### WHAT THIS TASK INVOLVES
Look through the material below for "resection". Copy every line that contains it.

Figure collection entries
******************************

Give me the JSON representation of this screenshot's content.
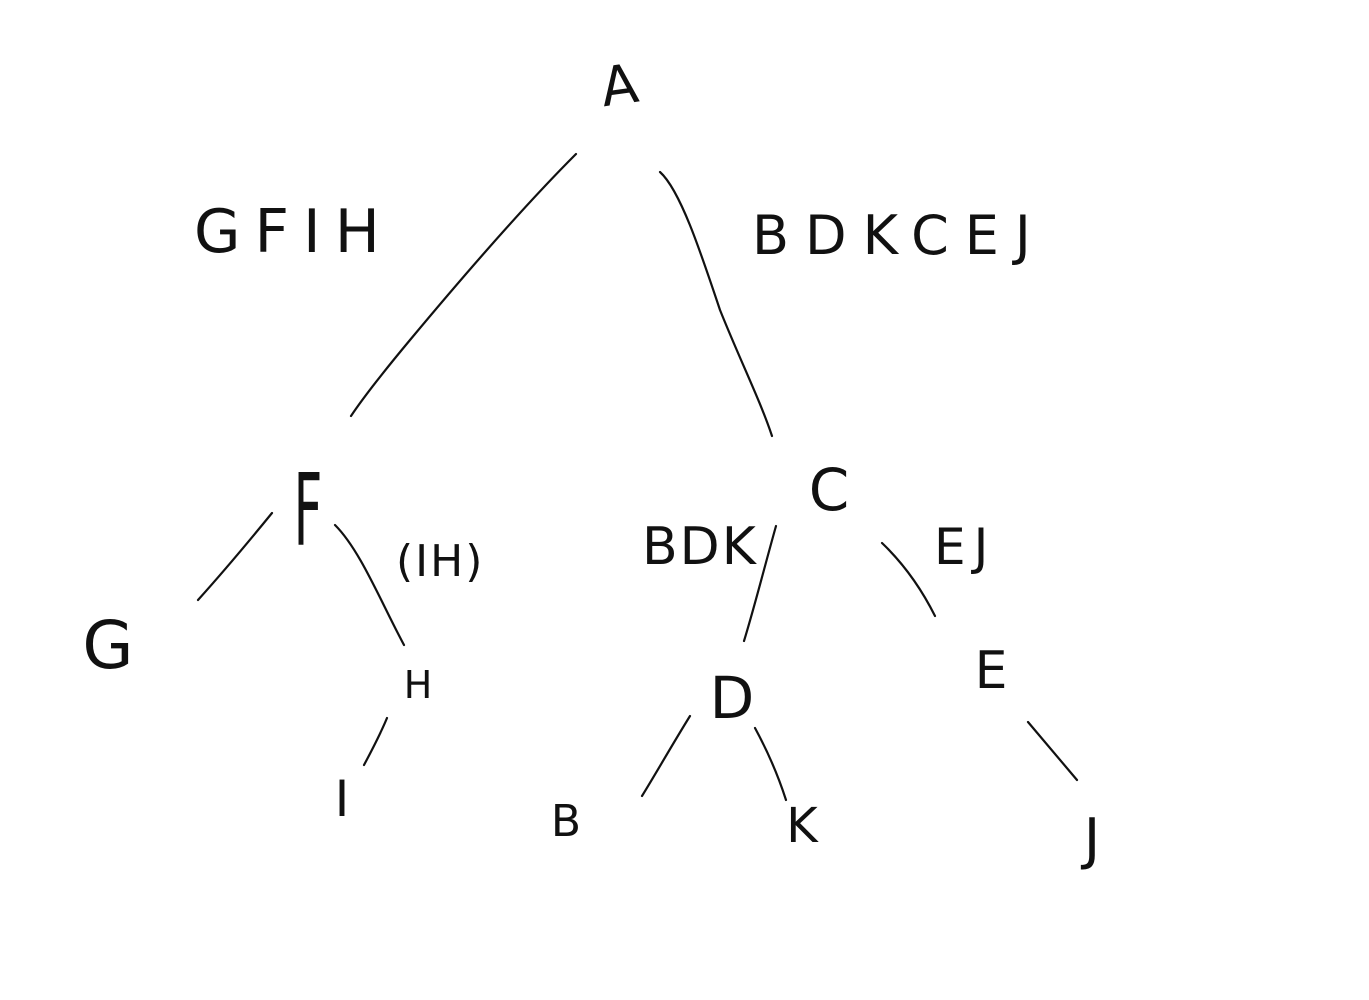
{
  "diagram": {
    "stroke_color": "#111111",
    "background": "#ffffff",
    "nodes": {
      "root": "A",
      "f": "F",
      "c": "C",
      "g": "G",
      "h": "H",
      "i": "I",
      "d": "D",
      "e": "E",
      "b": "B",
      "k": "K",
      "j": "J"
    },
    "subset_labels": {
      "left_of_root": "GFIH",
      "right_of_root": "BDKCEJ",
      "right_of_f": "(IH)",
      "left_of_c": "BDK",
      "right_of_c": "EJ"
    }
  }
}
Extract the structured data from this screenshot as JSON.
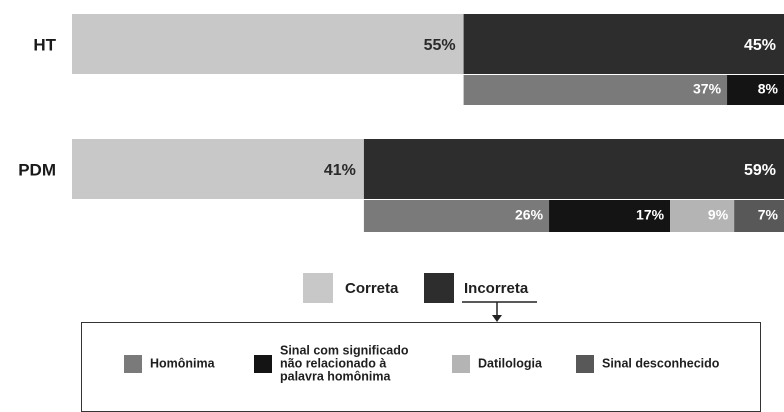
{
  "colors": {
    "correta": "#c8c8c8",
    "incorreta": "#2d2d2d",
    "homonima": "#7a7a7a",
    "sinal_sem_relacao": "#141414",
    "datilologia": "#b4b4b4",
    "sinal_desconhecido": "#585858"
  },
  "chart_data": {
    "type": "bar",
    "orientation": "horizontal-stacked-100",
    "title": "",
    "xlabel": "",
    "ylabel": "",
    "categories": [
      "HT",
      "PDM"
    ],
    "main_series": [
      {
        "key": "correta",
        "name": "Correta",
        "values": [
          55,
          41
        ],
        "labels": [
          "55%",
          "41%"
        ]
      },
      {
        "key": "incorreta",
        "name": "Incorreta",
        "values": [
          45,
          59
        ],
        "labels": [
          "45%",
          "59%"
        ]
      }
    ],
    "breakdown_of": "Incorreta",
    "breakdown_series": [
      {
        "key": "homonima",
        "name": "Homônima",
        "values": [
          37,
          26
        ],
        "labels": [
          "37%",
          "26%"
        ]
      },
      {
        "key": "sinal_sem_relacao",
        "name": "Sinal com significado não relacionado à palavra homônima",
        "values": [
          8,
          17
        ],
        "labels": [
          "8%",
          "17%"
        ]
      },
      {
        "key": "datilologia",
        "name": "Datilologia",
        "values": [
          0,
          9
        ],
        "labels": [
          "",
          "9%"
        ]
      },
      {
        "key": "sinal_desconhecido",
        "name": "Sinal desconhecido",
        "values": [
          0,
          7
        ],
        "labels": [
          "",
          "7%"
        ]
      }
    ],
    "xlim": [
      0,
      100
    ],
    "grid": false,
    "legend_top": {
      "items": [
        "Correta",
        "Incorreta"
      ]
    },
    "legend_bottom": {
      "items": [
        {
          "key": "homonima",
          "lines": [
            "Homônima"
          ]
        },
        {
          "key": "sinal_sem_relacao",
          "lines": [
            "Sinal com significado",
            "não relacionado à",
            "palavra homônima"
          ]
        },
        {
          "key": "datilologia",
          "lines": [
            "Datilologia"
          ]
        },
        {
          "key": "sinal_desconhecido",
          "lines": [
            "Sinal desconhecido"
          ]
        }
      ]
    }
  }
}
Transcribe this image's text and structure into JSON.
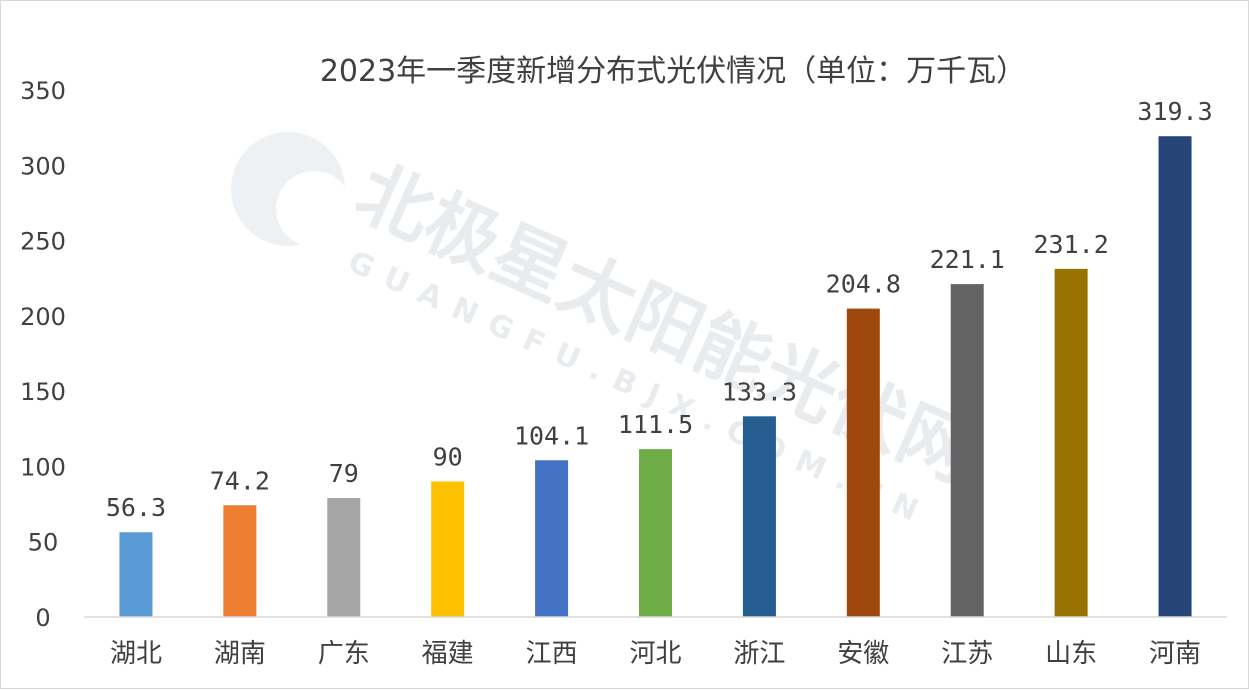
{
  "chart_data": {
    "type": "bar",
    "title": "2023年一季度新增分布式光伏情况（单位：万千瓦）",
    "categories": [
      "湖北",
      "湖南",
      "广东",
      "福建",
      "江西",
      "河北",
      "浙江",
      "安徽",
      "江苏",
      "山东",
      "河南"
    ],
    "values": [
      56.3,
      74.2,
      79,
      90,
      104.1,
      111.5,
      133.3,
      204.8,
      221.1,
      231.2,
      319.3
    ],
    "data_labels": [
      "56.3",
      "74.2",
      "79",
      "90",
      "104.1",
      "111.5",
      "133.3",
      "204.8",
      "221.1",
      "231.2",
      "319.3"
    ],
    "colors": [
      "#5b9bd5",
      "#ed7d31",
      "#a5a5a5",
      "#ffc000",
      "#4472c4",
      "#70ad47",
      "#255e91",
      "#9e480e",
      "#636363",
      "#997300",
      "#264478"
    ],
    "ylim": [
      0,
      350
    ],
    "yticks": [
      0,
      50,
      100,
      150,
      200,
      250,
      300,
      350
    ],
    "xlabel": "",
    "ylabel": "",
    "grid": false,
    "legend": "none"
  },
  "watermark": {
    "text": "北极星太阳能光伏网",
    "subtext": "GUANGFU.BJX.COM.CN",
    "color": "#e9ecef"
  }
}
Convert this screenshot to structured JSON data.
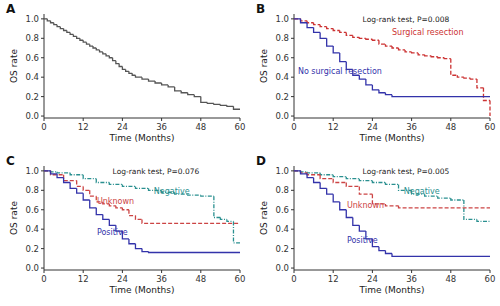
{
  "chart_data": [
    {
      "type": "step",
      "title": "A",
      "xlabel": "Time (Months)",
      "ylabel": "OS rate",
      "xlim": [
        0,
        60
      ],
      "ylim": [
        -0.02,
        1.05
      ],
      "xticks": [
        0,
        12,
        24,
        36,
        48,
        60
      ],
      "yticks": [
        {
          "value": 0.0,
          "label": "0.0"
        },
        0.2,
        0.4,
        0.6,
        0.8,
        {
          "value": 1.0,
          "label": "1.0"
        }
      ],
      "grid": false,
      "series": [
        {
          "color": "#555555",
          "line_style": "solid",
          "x": [
            0,
            1,
            2,
            3,
            4,
            5,
            6,
            7,
            8,
            9,
            10,
            11,
            12,
            13,
            14,
            15,
            16,
            17,
            18,
            19,
            20,
            21,
            22,
            23,
            24,
            25,
            26,
            27,
            28,
            30,
            32,
            34,
            36,
            38,
            40,
            42,
            44,
            46,
            48,
            50,
            52,
            54,
            56,
            58,
            60
          ],
          "values": [
            1.0,
            0.98,
            0.96,
            0.94,
            0.92,
            0.9,
            0.88,
            0.86,
            0.84,
            0.82,
            0.8,
            0.78,
            0.76,
            0.74,
            0.72,
            0.7,
            0.68,
            0.66,
            0.64,
            0.62,
            0.6,
            0.57,
            0.54,
            0.51,
            0.48,
            0.46,
            0.44,
            0.42,
            0.4,
            0.38,
            0.36,
            0.34,
            0.32,
            0.3,
            0.26,
            0.24,
            0.22,
            0.2,
            0.14,
            0.13,
            0.12,
            0.11,
            0.1,
            0.07,
            0.07
          ]
        }
      ]
    },
    {
      "type": "step",
      "title": "B",
      "xlabel": "Time (Months)",
      "ylabel": "OS rate",
      "xlim": [
        0,
        60
      ],
      "ylim": [
        -0.02,
        1.05
      ],
      "xticks": [
        0,
        12,
        24,
        36,
        48,
        60
      ],
      "yticks": [
        {
          "value": 0.0,
          "label": "0.0"
        },
        0.2,
        0.4,
        0.6,
        0.8,
        {
          "value": 1.0,
          "label": "1.0"
        }
      ],
      "grid": false,
      "annotations": [
        "Log-rank test, P=0.008"
      ],
      "series": [
        {
          "name": "Surgical resection",
          "color": "#cc3333",
          "line_style": "dashed",
          "x": [
            0,
            2,
            4,
            6,
            8,
            10,
            12,
            14,
            16,
            18,
            20,
            22,
            24,
            26,
            28,
            30,
            32,
            34,
            36,
            38,
            40,
            42,
            44,
            46,
            48,
            50,
            52,
            54,
            56,
            58,
            60
          ],
          "values": [
            1.0,
            0.98,
            0.96,
            0.94,
            0.92,
            0.9,
            0.88,
            0.86,
            0.83,
            0.81,
            0.8,
            0.79,
            0.78,
            0.74,
            0.72,
            0.7,
            0.68,
            0.66,
            0.65,
            0.63,
            0.62,
            0.61,
            0.6,
            0.59,
            0.42,
            0.4,
            0.39,
            0.38,
            0.29,
            0.16,
            0.0
          ]
        },
        {
          "name": "No surgical resection",
          "color": "#3333aa",
          "line_style": "solid",
          "x": [
            0,
            2,
            4,
            6,
            8,
            10,
            12,
            14,
            16,
            18,
            20,
            22,
            24,
            26,
            28,
            30,
            60
          ],
          "values": [
            1.0,
            0.96,
            0.91,
            0.86,
            0.8,
            0.72,
            0.65,
            0.56,
            0.48,
            0.42,
            0.38,
            0.32,
            0.27,
            0.24,
            0.22,
            0.2,
            0.2
          ]
        }
      ]
    },
    {
      "type": "step",
      "title": "C",
      "xlabel": "Time (Months)",
      "ylabel": "OS rate",
      "xlim": [
        0,
        60
      ],
      "ylim": [
        -0.02,
        1.05
      ],
      "xticks": [
        0,
        12,
        24,
        36,
        48,
        60
      ],
      "yticks": [
        {
          "value": 0.0,
          "label": "0.0"
        },
        0.2,
        0.4,
        0.6,
        0.8,
        {
          "value": 1.0,
          "label": "1.0"
        }
      ],
      "grid": false,
      "annotations": [
        "Log-rank test, P=0.076"
      ],
      "series": [
        {
          "name": "Negative",
          "color": "#2a9090",
          "line_style": "dashdot",
          "x": [
            0,
            2,
            4,
            8,
            12,
            16,
            20,
            24,
            28,
            32,
            36,
            40,
            44,
            48,
            52,
            54,
            56,
            58,
            60
          ],
          "values": [
            1.0,
            0.99,
            0.98,
            0.96,
            0.92,
            0.88,
            0.86,
            0.84,
            0.82,
            0.8,
            0.78,
            0.76,
            0.75,
            0.74,
            0.52,
            0.5,
            0.48,
            0.26,
            0.26
          ]
        },
        {
          "name": "Unknown",
          "color": "#cc4444",
          "line_style": "dashed",
          "x": [
            0,
            2,
            6,
            10,
            12,
            14,
            16,
            18,
            20,
            22,
            24,
            26,
            28,
            30,
            60
          ],
          "values": [
            1.0,
            0.96,
            0.9,
            0.84,
            0.8,
            0.74,
            0.68,
            0.66,
            0.64,
            0.62,
            0.6,
            0.54,
            0.5,
            0.46,
            0.46
          ]
        },
        {
          "name": "Positive",
          "color": "#3333aa",
          "line_style": "solid",
          "x": [
            0,
            2,
            4,
            6,
            8,
            10,
            12,
            14,
            16,
            18,
            20,
            22,
            24,
            26,
            28,
            30,
            32,
            60
          ],
          "values": [
            1.0,
            0.97,
            0.93,
            0.88,
            0.82,
            0.77,
            0.7,
            0.62,
            0.55,
            0.5,
            0.44,
            0.38,
            0.3,
            0.25,
            0.2,
            0.17,
            0.16,
            0.16
          ]
        }
      ]
    },
    {
      "type": "step",
      "title": "D",
      "xlabel": "Time (Months)",
      "ylabel": "OS rate",
      "xlim": [
        0,
        60
      ],
      "ylim": [
        -0.02,
        1.05
      ],
      "xticks": [
        0,
        12,
        24,
        36,
        48,
        60
      ],
      "yticks": [
        {
          "value": 0.0,
          "label": "0.0"
        },
        0.2,
        0.4,
        0.6,
        0.8,
        {
          "value": 1.0,
          "label": "1.0"
        }
      ],
      "grid": false,
      "annotations": [
        "Log-rank test, P=0.005"
      ],
      "series": [
        {
          "name": "Negative",
          "color": "#2a9090",
          "line_style": "dashdot",
          "x": [
            0,
            2,
            4,
            8,
            12,
            16,
            20,
            24,
            28,
            32,
            36,
            40,
            44,
            48,
            52,
            56,
            60
          ],
          "values": [
            1.0,
            0.99,
            0.98,
            0.96,
            0.94,
            0.92,
            0.9,
            0.88,
            0.86,
            0.8,
            0.76,
            0.74,
            0.72,
            0.7,
            0.5,
            0.48,
            0.48
          ]
        },
        {
          "name": "Unknown",
          "color": "#cc4444",
          "line_style": "dashed",
          "x": [
            0,
            2,
            4,
            8,
            12,
            16,
            20,
            24,
            28,
            32,
            60
          ],
          "values": [
            1.0,
            0.98,
            0.96,
            0.92,
            0.88,
            0.84,
            0.76,
            0.66,
            0.64,
            0.62,
            0.62
          ]
        },
        {
          "name": "Positive",
          "color": "#3333aa",
          "line_style": "solid",
          "x": [
            0,
            2,
            4,
            6,
            8,
            10,
            12,
            14,
            16,
            18,
            20,
            22,
            24,
            26,
            28,
            30,
            60
          ],
          "values": [
            1.0,
            0.97,
            0.93,
            0.88,
            0.82,
            0.76,
            0.68,
            0.6,
            0.52,
            0.44,
            0.38,
            0.3,
            0.22,
            0.18,
            0.15,
            0.12,
            0.12
          ]
        }
      ]
    }
  ]
}
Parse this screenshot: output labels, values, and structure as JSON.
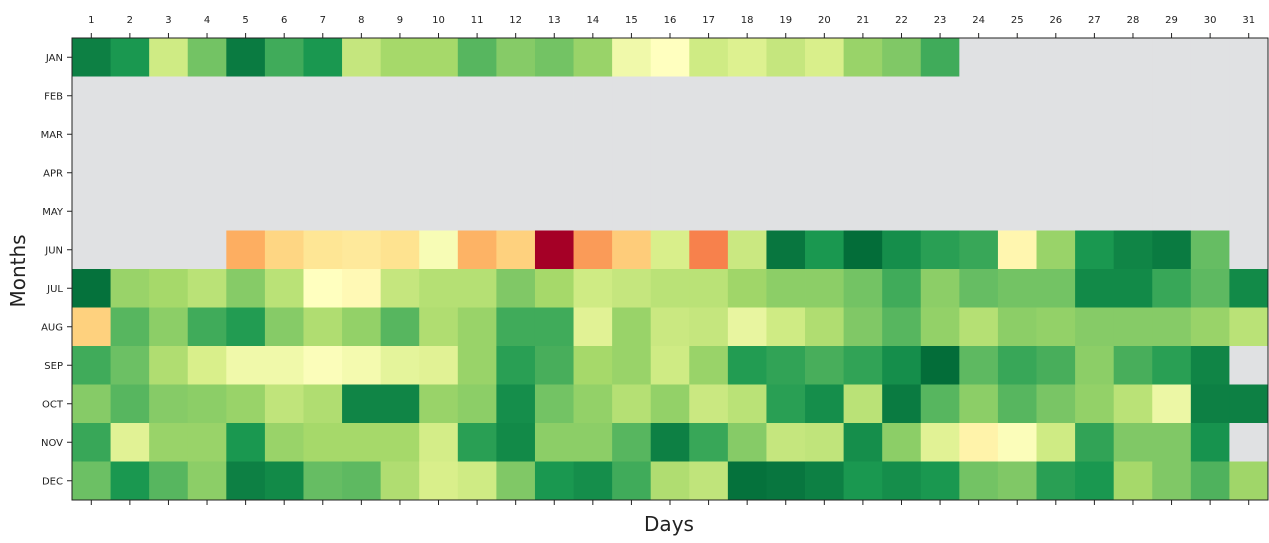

******************************

### FINAL RESULT
          "name": "Surgical resection",
          "name": "No surgical resection",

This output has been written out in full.